*Work to be completed*. Your task is to repeat the listing exactly.

(Records from a collection)
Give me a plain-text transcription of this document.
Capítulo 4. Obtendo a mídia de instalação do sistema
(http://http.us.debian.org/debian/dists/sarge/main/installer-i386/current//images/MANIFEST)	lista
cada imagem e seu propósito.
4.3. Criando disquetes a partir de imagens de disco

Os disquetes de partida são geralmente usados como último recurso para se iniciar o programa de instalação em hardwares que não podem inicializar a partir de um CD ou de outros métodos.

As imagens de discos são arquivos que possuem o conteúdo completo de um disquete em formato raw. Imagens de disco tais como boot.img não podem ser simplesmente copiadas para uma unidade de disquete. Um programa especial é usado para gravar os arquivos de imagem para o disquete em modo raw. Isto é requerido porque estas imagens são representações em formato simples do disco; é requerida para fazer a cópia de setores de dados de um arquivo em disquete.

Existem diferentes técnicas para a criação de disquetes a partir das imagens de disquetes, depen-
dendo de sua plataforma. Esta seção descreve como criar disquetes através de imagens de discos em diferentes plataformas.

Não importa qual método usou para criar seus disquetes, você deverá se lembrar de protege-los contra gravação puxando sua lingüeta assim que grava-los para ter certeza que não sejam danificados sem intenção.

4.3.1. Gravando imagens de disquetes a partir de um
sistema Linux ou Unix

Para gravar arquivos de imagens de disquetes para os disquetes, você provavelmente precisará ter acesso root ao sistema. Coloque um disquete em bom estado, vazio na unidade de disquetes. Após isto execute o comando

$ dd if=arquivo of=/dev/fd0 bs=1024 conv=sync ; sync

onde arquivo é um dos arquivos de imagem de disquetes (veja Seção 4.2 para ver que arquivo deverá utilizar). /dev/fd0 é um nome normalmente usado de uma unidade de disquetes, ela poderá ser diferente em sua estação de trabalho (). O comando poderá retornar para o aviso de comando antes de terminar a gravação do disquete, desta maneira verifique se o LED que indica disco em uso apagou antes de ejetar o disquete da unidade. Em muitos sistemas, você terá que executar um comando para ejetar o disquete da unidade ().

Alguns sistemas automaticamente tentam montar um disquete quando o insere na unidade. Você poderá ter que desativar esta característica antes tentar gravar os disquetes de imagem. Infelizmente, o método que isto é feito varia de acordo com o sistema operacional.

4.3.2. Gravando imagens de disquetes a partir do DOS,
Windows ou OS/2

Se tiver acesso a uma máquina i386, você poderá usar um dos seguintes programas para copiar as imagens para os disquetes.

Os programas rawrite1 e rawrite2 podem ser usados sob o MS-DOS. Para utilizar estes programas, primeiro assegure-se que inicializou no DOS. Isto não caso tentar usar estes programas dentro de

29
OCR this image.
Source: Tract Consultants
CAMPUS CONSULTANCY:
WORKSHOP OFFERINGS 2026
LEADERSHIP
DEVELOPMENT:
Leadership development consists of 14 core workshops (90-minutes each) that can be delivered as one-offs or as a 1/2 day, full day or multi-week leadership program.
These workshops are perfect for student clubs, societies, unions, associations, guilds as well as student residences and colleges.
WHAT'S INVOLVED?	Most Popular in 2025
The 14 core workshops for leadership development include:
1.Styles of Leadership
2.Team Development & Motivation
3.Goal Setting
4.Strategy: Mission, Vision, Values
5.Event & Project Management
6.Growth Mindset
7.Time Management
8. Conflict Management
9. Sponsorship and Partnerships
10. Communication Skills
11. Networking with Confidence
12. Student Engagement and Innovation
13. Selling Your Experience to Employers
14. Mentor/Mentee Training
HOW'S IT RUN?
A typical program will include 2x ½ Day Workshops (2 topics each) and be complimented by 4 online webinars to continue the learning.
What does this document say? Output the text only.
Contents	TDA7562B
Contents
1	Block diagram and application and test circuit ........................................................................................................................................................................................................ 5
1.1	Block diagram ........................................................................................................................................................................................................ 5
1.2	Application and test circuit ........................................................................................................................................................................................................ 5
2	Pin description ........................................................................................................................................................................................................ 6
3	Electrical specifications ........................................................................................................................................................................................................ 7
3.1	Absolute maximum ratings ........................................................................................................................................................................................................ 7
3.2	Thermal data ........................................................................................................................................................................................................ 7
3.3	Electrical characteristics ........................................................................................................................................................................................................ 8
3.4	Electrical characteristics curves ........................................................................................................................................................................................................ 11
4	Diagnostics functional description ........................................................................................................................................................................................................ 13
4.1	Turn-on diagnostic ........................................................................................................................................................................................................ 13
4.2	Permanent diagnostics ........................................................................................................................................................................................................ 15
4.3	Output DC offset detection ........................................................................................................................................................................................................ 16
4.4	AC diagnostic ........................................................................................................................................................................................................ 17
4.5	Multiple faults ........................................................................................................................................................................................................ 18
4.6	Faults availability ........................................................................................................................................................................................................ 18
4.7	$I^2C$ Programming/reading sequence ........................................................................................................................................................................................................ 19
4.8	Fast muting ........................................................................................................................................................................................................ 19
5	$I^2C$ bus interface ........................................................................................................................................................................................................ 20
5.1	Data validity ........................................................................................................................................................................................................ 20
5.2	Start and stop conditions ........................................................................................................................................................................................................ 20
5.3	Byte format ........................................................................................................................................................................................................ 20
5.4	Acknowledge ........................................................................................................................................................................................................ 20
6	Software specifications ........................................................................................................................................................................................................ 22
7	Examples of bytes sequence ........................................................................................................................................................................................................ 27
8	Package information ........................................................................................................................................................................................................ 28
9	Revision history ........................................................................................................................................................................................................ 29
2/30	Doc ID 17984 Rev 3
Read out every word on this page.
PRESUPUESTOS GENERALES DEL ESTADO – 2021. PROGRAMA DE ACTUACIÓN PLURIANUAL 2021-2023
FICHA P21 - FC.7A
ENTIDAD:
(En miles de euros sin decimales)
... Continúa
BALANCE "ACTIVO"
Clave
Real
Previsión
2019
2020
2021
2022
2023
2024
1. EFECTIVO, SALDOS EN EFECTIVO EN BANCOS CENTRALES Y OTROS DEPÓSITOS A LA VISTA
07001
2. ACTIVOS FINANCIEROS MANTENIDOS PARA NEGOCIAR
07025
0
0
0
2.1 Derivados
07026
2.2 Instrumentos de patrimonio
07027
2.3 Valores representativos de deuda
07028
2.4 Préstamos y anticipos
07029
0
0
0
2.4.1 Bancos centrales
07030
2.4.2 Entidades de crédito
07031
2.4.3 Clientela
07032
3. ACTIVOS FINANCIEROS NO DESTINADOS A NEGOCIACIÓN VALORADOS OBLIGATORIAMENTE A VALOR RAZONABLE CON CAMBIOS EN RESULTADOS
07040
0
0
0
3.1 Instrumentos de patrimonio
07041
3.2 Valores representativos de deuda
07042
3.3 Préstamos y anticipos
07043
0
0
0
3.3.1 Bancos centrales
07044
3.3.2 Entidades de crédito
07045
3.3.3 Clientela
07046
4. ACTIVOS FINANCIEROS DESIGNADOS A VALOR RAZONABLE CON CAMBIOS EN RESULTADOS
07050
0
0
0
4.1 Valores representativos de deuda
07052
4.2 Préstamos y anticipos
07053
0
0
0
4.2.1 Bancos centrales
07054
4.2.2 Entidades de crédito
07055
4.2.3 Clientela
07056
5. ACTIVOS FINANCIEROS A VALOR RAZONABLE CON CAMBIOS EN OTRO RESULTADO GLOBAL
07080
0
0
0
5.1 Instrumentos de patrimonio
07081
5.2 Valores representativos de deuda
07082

*Solution for this exercise*.
Give me a plain-text transcription of this document.
Capítulo 4. Obtendo a mídia de instalação do sistema
(http://http.us.debian.org/debian/dists/sarge/main/installer-i386/current//images/MANIFEST)	lista
cada imagem e seu propósito.
4.3. Criando disquetes a partir de imagens de disco

Os disquetes de partida são geralmente usados como último recurso para se iniciar o programa de instalação em hardwares que não podem inicializar a partir de um CD ou de outros métodos.

As imagens de discos são arquivos que possuem o conteúdo completo de um disquete em formato raw. Imagens de disco tais como boot.img não podem ser simplesmente copiadas para uma unidade de disquete. Um programa especial é usado para gravar os arquivos de imagem para o disquete em modo raw. Isto é requerido porque estas imagens são representações em formato simples do disco; é requerida para fazer a cópia de setores de dados de um arquivo em disquete.

Existem diferentes técnicas para a criação de disquetes a partir das imagens de disquetes, depen-
dendo de sua plataforma. Esta seção descreve como criar disquetes através de imagens de discos em diferentes plataformas.

Não importa qual método usou para criar seus disquetes, você deverá se lembrar de protege-los contra gravação puxando sua lingüeta assim que grava-los para ter certeza que não sejam danificados sem intenção.

4.3.1. Gravando imagens de disquetes a partir de um
sistema Linux ou Unix

Para gravar arquivos de imagens de disquetes para os disquetes, você provavelmente precisará ter acesso root ao sistema. Coloque um disquete em bom estado, vazio na unidade de disquetes. Após isto execute o comando

$ dd if=arquivo of=/dev/fd0 bs=1024 conv=sync ; sync

onde arquivo é um dos arquivos de imagem de disquetes (veja Seção 4.2 para ver que arquivo deverá utilizar). /dev/fd0 é um nome normalmente usado de uma unidade de disquetes, ela poderá ser diferente em sua estação de trabalho (). O comando poderá retornar para o aviso de comando antes de terminar a gravação do disquete, desta maneira verifique se o LED que indica disco em uso apagou antes de ejetar o disquete da unidade. Em muitos sistemas, você terá que executar um comando para ejetar o disquete da unidade ().

Alguns sistemas automaticamente tentam montar um disquete quando o insere na unidade. Você poderá ter que desativar esta característica antes tentar gravar os disquetes de imagem. Infelizmente, o método que isto é feito varia de acordo com o sistema operacional.

4.3.2. Gravando imagens de disquetes a partir do DOS,
Windows ou OS/2

Se tiver acesso a uma máquina i386, você poderá usar um dos seguintes programas para copiar as imagens para os disquetes.

Os programas rawrite1 e rawrite2 podem ser usados sob o MS-DOS. Para utilizar estes programas, primeiro assegure-se que inicializou no DOS. Isto não caso tentar usar estes programas dentro de

29
OCR this image.
Source: Tract Consultants
CAMPUS CONSULTANCY:
WORKSHOP OFFERINGS 2026
LEADERSHIP
DEVELOPMENT:
Leadership development consists of 14 core workshops (90-minutes each) that can be delivered as one-offs or as a 1/2 day, full day or multi-week leadership program.
These workshops are perfect for student clubs, societies, unions, associations, guilds as well as student residences and colleges.
WHAT'S INVOLVED?	Most Popular in 2025
The 14 core workshops for leadership development include:
1.Styles of Leadership
2.Team Development & Motivation
3.Goal Setting
4.Strategy: Mission, Vision, Values
5.Event & Project Management
6.Growth Mindset
7.Time Management
8. Conflict Management
9. Sponsorship and Partnerships
10. Communication Skills
11. Networking with Confidence
12. Student Engagement and Innovation
13. Selling Your Experience to Employers
14. Mentor/Mentee Training
HOW'S IT RUN?
A typical program will include 2x ½ Day Workshops (2 topics each) and be complimented by 4 online webinars to continue the learning.
What does this document say? Output the text only.
Contents	TDA7562B
Contents
1	Block diagram and application and test circuit ........................................................................................................................................................................................................ 5
1.1	Block diagram ........................................................................................................................................................................................................ 5
1.2	Application and test circuit ........................................................................................................................................................................................................ 5
2	Pin description ........................................................................................................................................................................................................ 6
3	Electrical specifications ........................................................................................................................................................................................................ 7
3.1	Absolute maximum ratings ........................................................................................................................................................................................................ 7
3.2	Thermal data ........................................................................................................................................................................................................ 7
3.3	Electrical characteristics ........................................................................................................................................................................................................ 8
3.4	Electrical characteristics curves ........................................................................................................................................................................................................ 11
4	Diagnostics functional description ........................................................................................................................................................................................................ 13
4.1	Turn-on diagnostic ........................................................................................................................................................................................................ 13
4.2	Permanent diagnostics ........................................................................................................................................................................................................ 15
4.3	Output DC offset detection ........................................................................................................................................................................................................ 16
4.4	AC diagnostic ........................................................................................................................................................................................................ 17
4.5	Multiple faults ........................................................................................................................................................................................................ 18
4.6	Faults availability ........................................................................................................................................................................................................ 18
4.7	$I^2C$ Programming/reading sequence ........................................................................................................................................................................................................ 19
4.8	Fast muting ........................................................................................................................................................................................................ 19
5	$I^2C$ bus interface ........................................................................................................................................................................................................ 20
5.1	Data validity ........................................................................................................................................................................................................ 20
5.2	Start and stop conditions ........................................................................................................................................................................................................ 20
5.3	Byte format ........................................................................................................................................................................................................ 20
5.4	Acknowledge ........................................................................................................................................................................................................ 20
6	Software specifications ........................................................................................................................................................................................................ 22
7	Examples of bytes sequence ........................................................................................................................................................................................................ 27
8	Package information ........................................................................................................................................................................................................ 28
9	Revision history ........................................................................................................................................................................................................ 29
2/30	Doc ID 17984 Rev 3
Read out every word on this page.
PRESUPUESTOS GENERALES DEL ESTADO – 2021. PROGRAMA DE ACTUACIÓN PLURIANUAL 2021-2023
FICHA P21 - FC.7A
ENTIDAD:
(En miles de euros sin decimales)
... Continúa
BALANCE "ACTIVO"
Clave
Real
Previsión
2019
2020
2021
2022
2023
2024
1. EFECTIVO, SALDOS EN EFECTIVO EN BANCOS CENTRALES Y OTROS DEPÓSITOS A LA VISTA
07001
2. ACTIVOS FINANCIEROS MANTENIDOS PARA NEGOCIAR
07025
0
0
0
2.1 Derivados
07026
2.2 Instrumentos de patrimonio
07027
2.3 Valores representativos de deuda
07028
2.4 Préstamos y anticipos
07029
0
0
0
2.4.1 Bancos centrales
07030
2.4.2 Entidades de crédito
07031
2.4.3 Clientela
07032
3. ACTIVOS FINANCIEROS NO DESTINADOS A NEGOCIACIÓN VALORADOS OBLIGATORIAMENTE A VALOR RAZONABLE CON CAMBIOS EN RESULTADOS
07040
0
0
0
3.1 Instrumentos de patrimonio
07041
3.2 Valores representativos de deuda
07042
3.3 Préstamos y anticipos
07043
0
0
0
3.3.1 Bancos centrales
07044
3.3.2 Entidades de crédito
07045
3.3.3 Clientela
07046
4. ACTIVOS FINANCIEROS DESIGNADOS A VALOR RAZONABLE CON CAMBIOS EN RESULTADOS
07050
0
0
0
4.1 Valores representativos de deuda
07052
4.2 Préstamos y anticipos
07053
0
0
0
4.2.1 Bancos centrales
07054
4.2.2 Entidades de crédito
07055
4.2.3 Clientela
07056
5. ACTIVOS FINANCIEROS A VALOR RAZONABLE CON CAMBIOS EN OTRO RESULTADO GLOBAL
07080
0
0
0
5.1 Instrumentos de patrimonio
07081
5.2 Valores representativos de deuda
07082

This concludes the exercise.